--- begin INPUT DATA ---

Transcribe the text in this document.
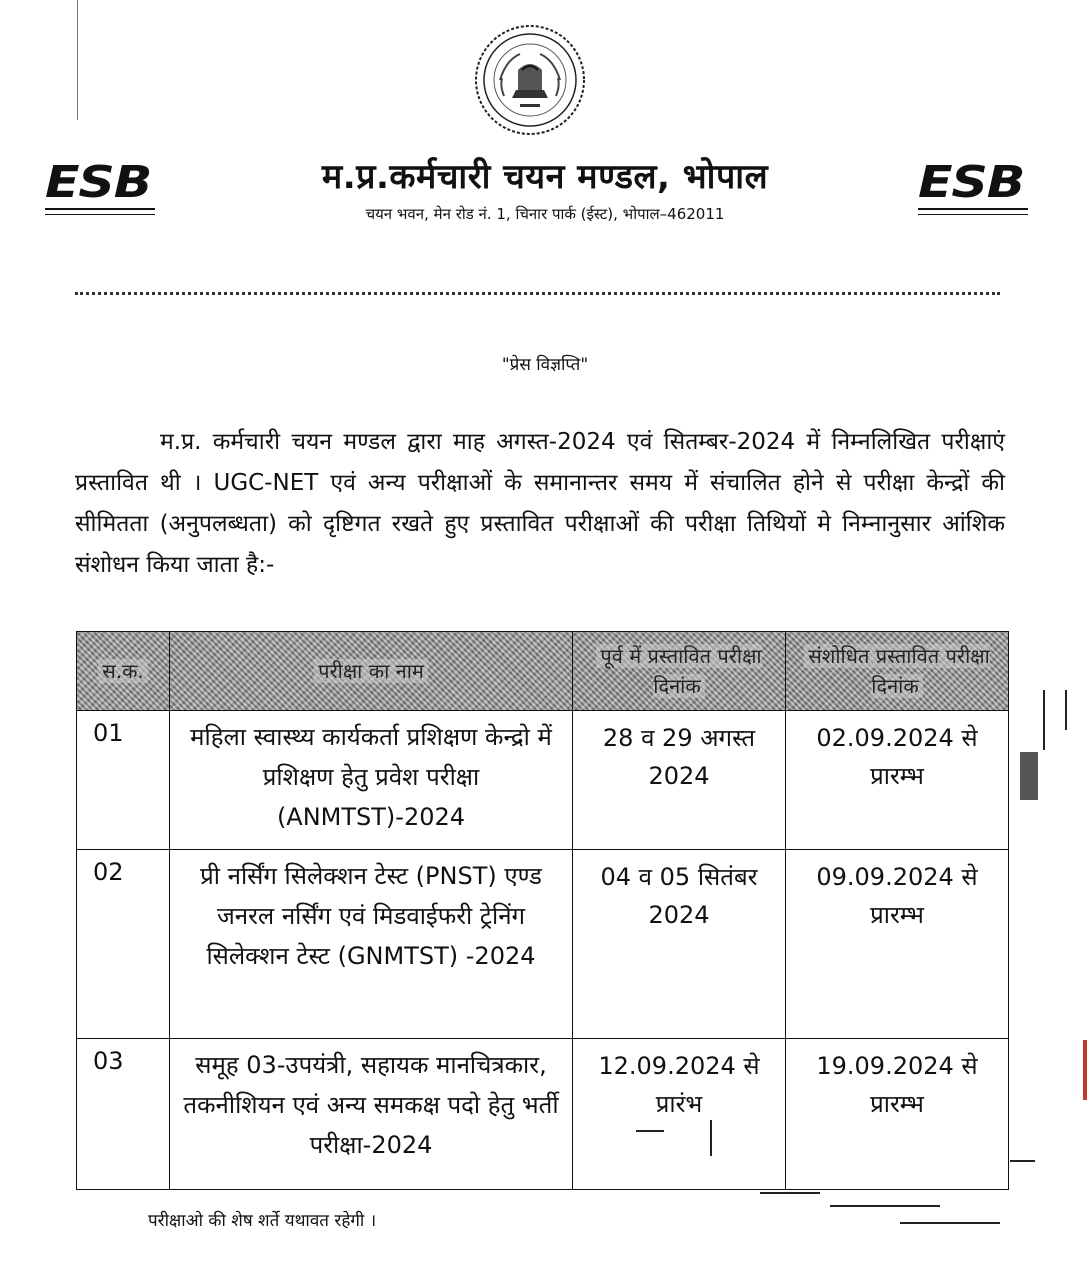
ESB	ESB
म.प्र.कर्मचारी चयन मण्डल, भोपाल
चयन भवन, मेन रोड नं. 1, चिनार पार्क (ईस्ट), भोपाल–462011
"प्रेस विज्ञप्ति"
म.प्र. कर्मचारी चयन मण्डल द्वारा माह अगस्त-2024 एवं सितम्बर-2024 में निम्नलिखित परीक्षाएं प्रस्तावित थी । UGC-NET एवं अन्य परीक्षाओं के समानान्तर समय में संचालित होने से परीक्षा केन्द्रों की सीमितता (अनुपलब्धता) को दृष्टिगत रखते हुए प्रस्तावित परीक्षाओं की परीक्षा तिथियों मे निम्नानुसार आंशिक संशोधन किया जाता है:-
स.क.	परीक्षा का नाम	पूर्व में प्रस्तावित परीक्षा दिनांक	संशोधित प्रस्तावित परीक्षा दिनांक
01	महिला स्वास्थ्य कार्यकर्ता प्रशिक्षण केन्द्रो में प्रशिक्षण हेतु प्रवेश परीक्षा (ANMTST)-2024	28 व 29 अगस्त 2024	02.09.2024 से प्रारम्भ
02	प्री नर्सिंग सिलेक्शन टेस्ट (PNST) एण्ड जनरल नर्सिंग एवं मिडवाईफरी ट्रेनिंग सिलेक्शन टेस्ट (GNMTST) -2024	04 व 05 सितंबर 2024	09.09.2024 से प्रारम्भ
03	समूह 03-उपयंत्री, सहायक मानचित्रकार, तकनीशियन एवं अन्य समकक्ष पदो हेतु भर्ती परीक्षा-2024	12.09.2024 से प्रारंभ	19.09.2024 से प्रारम्भ
परीक्षाओ की शेष शर्ते यथावत रहेगी ।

--- end INPUT DATA ---

▶ _WHAT THIS TASK INVOLVES_: Quote the listing above in full, except for the pictures.

▶ _EXERCISE RESPONSE_:
Transcribe the text in this document.
ESB	ESB
म.प्र.कर्मचारी चयन मण्डल, भोपाल
चयन भवन, मेन रोड नं. 1, चिनार पार्क (ईस्ट), भोपाल–462011
"प्रेस विज्ञप्ति"
म.प्र. कर्मचारी चयन मण्डल द्वारा माह अगस्त-2024 एवं सितम्बर-2024 में निम्नलिखित परीक्षाएं प्रस्तावित थी । UGC-NET एवं अन्य परीक्षाओं के समानान्तर समय में संचालित होने से परीक्षा केन्द्रों की सीमितता (अनुपलब्धता) को दृष्टिगत रखते हुए प्रस्तावित परीक्षाओं की परीक्षा तिथियों मे निम्नानुसार आंशिक संशोधन किया जाता है:-
स.क.	परीक्षा का नाम	पूर्व में प्रस्तावित परीक्षा दिनांक	संशोधित प्रस्तावित परीक्षा दिनांक
01	महिला स्वास्थ्य कार्यकर्ता प्रशिक्षण केन्द्रो में प्रशिक्षण हेतु प्रवेश परीक्षा (ANMTST)-2024	28 व 29 अगस्त 2024	02.09.2024 से प्रारम्भ
02	प्री नर्सिंग सिलेक्शन टेस्ट (PNST) एण्ड जनरल नर्सिंग एवं मिडवाईफरी ट्रेनिंग सिलेक्शन टेस्ट (GNMTST) -2024	04 व 05 सितंबर 2024	09.09.2024 से प्रारम्भ
03	समूह 03-उपयंत्री, सहायक मानचित्रकार, तकनीशियन एवं अन्य समकक्ष पदो हेतु भर्ती परीक्षा-2024	12.09.2024 से प्रारंभ	19.09.2024 से प्रारम्भ
परीक्षाओ की शेष शर्ते यथावत रहेगी ।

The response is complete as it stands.